§ Given task
Write out the material exactly, without any of its pictures.

Lines of data:
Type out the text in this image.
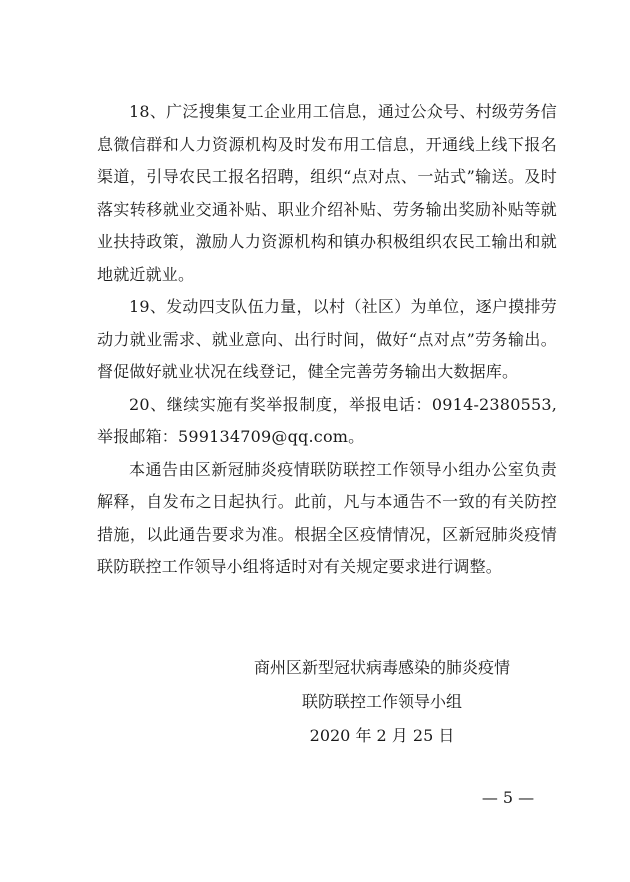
18、广泛搜集复工企业用工信息，通过公众号、村级劳务信息微信群和人力资源机构及时发布用工信息，开通线上线下报名渠道，引导农民工报名招聘，组织“点对点、一站式”输送。及时落实转移就业交通补贴、职业介绍补贴、劳务输出奖励补贴等就业扶持政策，激励人力资源机构和镇办积极组织农民工输出和就地就近就业。

19、发动四支队伍力量，以村（社区）为单位，逐户摸排劳动力就业需求、就业意向、出行时间，做好“点对点”劳务输出。督促做好就业状况在线登记，健全完善劳务输出大数据库。

20、继续实施有奖举报制度，举报电话：0914-2380553,举报邮箱：599134709@qq.com。

本通告由区新冠肺炎疫情联防联控工作领导小组办公室负责解释，自发布之日起执行。此前，凡与本通告不一致的有关防控措施，以此通告要求为准。根据全区疫情情况，区新冠肺炎疫情联防联控工作领导小组将适时对有关规定要求进行调整。

商州区新型冠状病毒感染的肺炎疫情

联防联控工作领导小组

2020 年 2 月 25 日

— 5 —
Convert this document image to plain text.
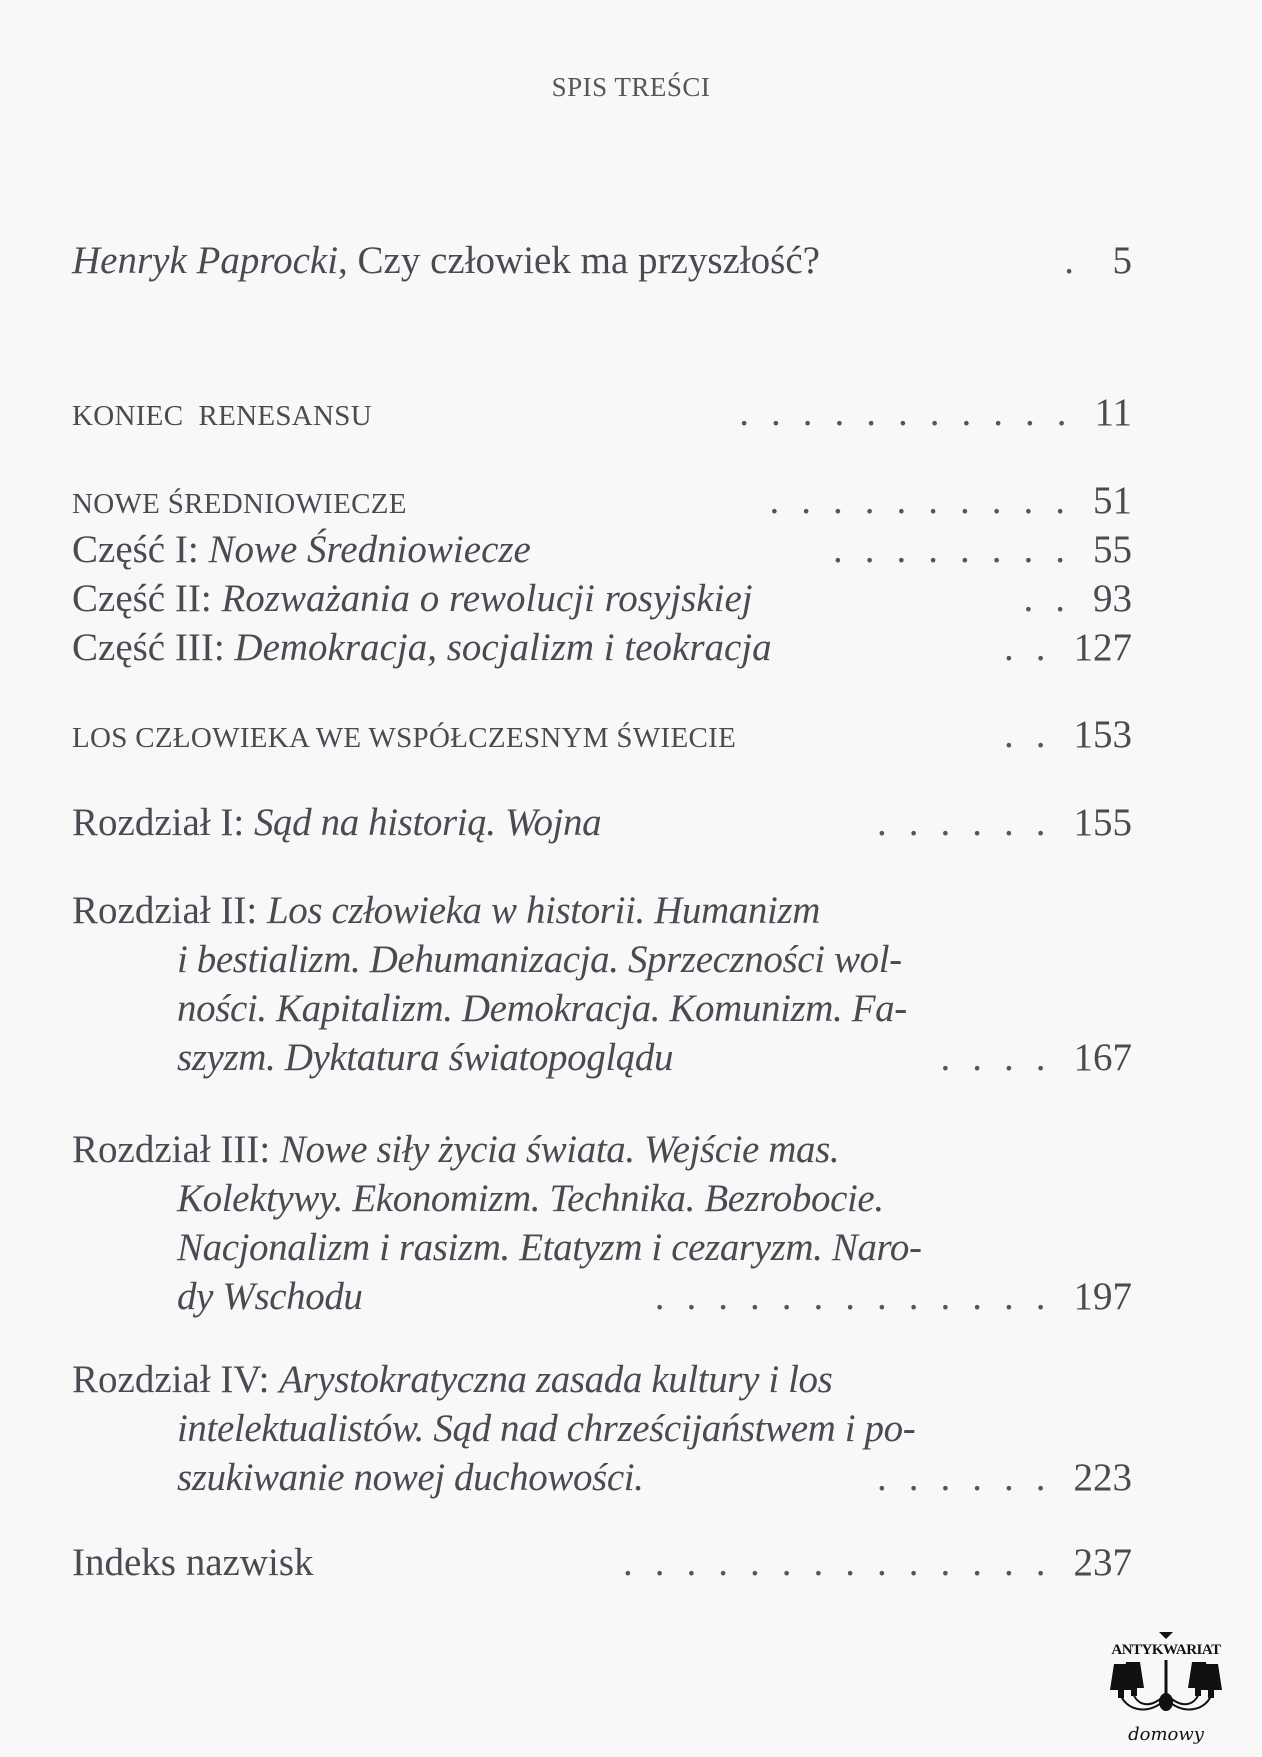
SPIS TREŚCI
Henryk Paprocki, Czy człowiek ma przyszłość?	. 5
KONIEC  RENESANSU	........... 11
NOWE ŚREDNIOWIECZE	.......... 51
Część I: Nowe Średniowiecze	........ 55
Część II: Rozważania o rewolucji rosyjskiej	.. 93
Część III: Demokracja, socjalizm i teokracja	.. 127
LOS CZŁOWIEKA WE WSPÓŁCZESNYM ŚWIECIE	.. 153
Rozdział I: Sąd na historią. Wojna	...... 155
Rozdział II: Los człowieka w historii. Humanizm
i bestializm. Dehumanizacja. Sprzeczności wol-
ności. Kapitalizm. Demokracja. Komunizm. Fa-
szyzm. Dyktatura światopoglądu	.... 167
Rozdział III: Nowe siły życia świata. Wejście mas.
Kolektywy. Ekonomizm. Technika. Bezrobocie.
Nacjonalizm i rasizm. Etatyzm i cezaryzm. Naro-
dy Wschodu	............. 197
Rozdział IV: Arystokratyczna zasada kultury i los
intelektualistów. Sąd nad chrześcijaństwem i po-
szukiwanie nowej duchowości.	...... 223
Indeks nazwisk	.............. 237
ANTYKWARIAT
domowy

§ Worked solution
Type out the text in this image.
18、广泛搜集复工企业用工信息，通过公众号、村级劳务信息微信群和人力资源机构及时发布用工信息，开通线上线下报名渠道，引导农民工报名招聘，组织“点对点、一站式”输送。及时落实转移就业交通补贴、职业介绍补贴、劳务输出奖励补贴等就业扶持政策，激励人力资源机构和镇办积极组织农民工输出和就地就近就业。

19、发动四支队伍力量，以村（社区）为单位，逐户摸排劳动力就业需求、就业意向、出行时间，做好“点对点”劳务输出。督促做好就业状况在线登记，健全完善劳务输出大数据库。

20、继续实施有奖举报制度，举报电话：0914-2380553,举报邮箱：599134709@qq.com。

本通告由区新冠肺炎疫情联防联控工作领导小组办公室负责解释，自发布之日起执行。此前，凡与本通告不一致的有关防控措施，以此通告要求为准。根据全区疫情情况，区新冠肺炎疫情联防联控工作领导小组将适时对有关规定要求进行调整。

商州区新型冠状病毒感染的肺炎疫情

联防联控工作领导小组

2020 年 2 月 25 日

— 5 —
Convert this document image to plain text.
SPIS TREŚCI
Henryk Paprocki, Czy człowiek ma przyszłość?	. 5
KONIEC  RENESANSU	........... 11
NOWE ŚREDNIOWIECZE	.......... 51
Część I: Nowe Średniowiecze	........ 55
Część II: Rozważania o rewolucji rosyjskiej	.. 93
Część III: Demokracja, socjalizm i teokracja	.. 127
LOS CZŁOWIEKA WE WSPÓŁCZESNYM ŚWIECIE	.. 153
Rozdział I: Sąd na historią. Wojna	...... 155
Rozdział II: Los człowieka w historii. Humanizm
i bestializm. Dehumanizacja. Sprzeczności wol-
ności. Kapitalizm. Demokracja. Komunizm. Fa-
szyzm. Dyktatura światopoglądu	.... 167
Rozdział III: Nowe siły życia świata. Wejście mas.
Kolektywy. Ekonomizm. Technika. Bezrobocie.
Nacjonalizm i rasizm. Etatyzm i cezaryzm. Naro-
dy Wschodu	............. 197
Rozdział IV: Arystokratyczna zasada kultury i los
intelektualistów. Sąd nad chrześcijaństwem i po-
szukiwanie nowej duchowości.	...... 223
Indeks nazwisk	.............. 237
ANTYKWARIAT
domowy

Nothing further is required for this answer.